--- Start ---
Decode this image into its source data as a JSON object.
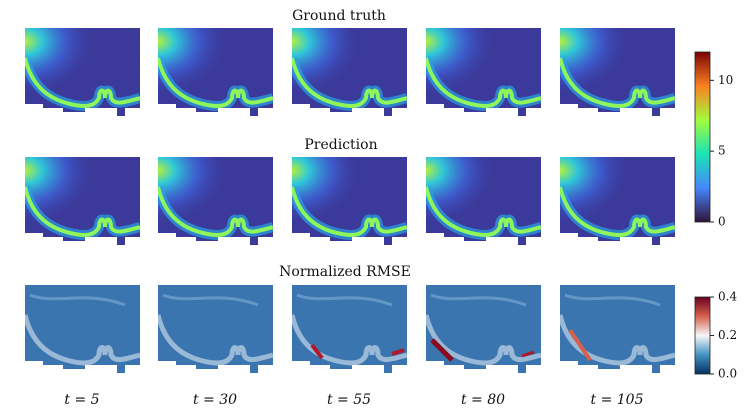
{
  "rows": [
    {
      "title": "Ground truth"
    },
    {
      "title": "Prediction"
    },
    {
      "title": "Normalized RMSE"
    }
  ],
  "times": [
    "t = 5",
    "t = 30",
    "t = 55",
    "t = 80",
    "t = 105"
  ],
  "colorbars": [
    {
      "ylim": [
        0,
        12
      ],
      "yticks": [
        0,
        5,
        10
      ]
    },
    {
      "ylim": [
        0,
        0.4
      ],
      "yticks": [
        {
          "value": 0,
          "label": "0.0"
        },
        {
          "value": 0.2,
          "label": "0.2"
        },
        {
          "value": 0.4,
          "label": "0.4"
        }
      ]
    }
  ]
}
--- End ---
DIRECTIONS FOR THIS TASK: Among the lines of the data, identify those with the word "title". Copy each of them.

FULL OUTPUT:
      "title": "Ground truth"
      "title": "Prediction"
      "title": "Normalized RMSE"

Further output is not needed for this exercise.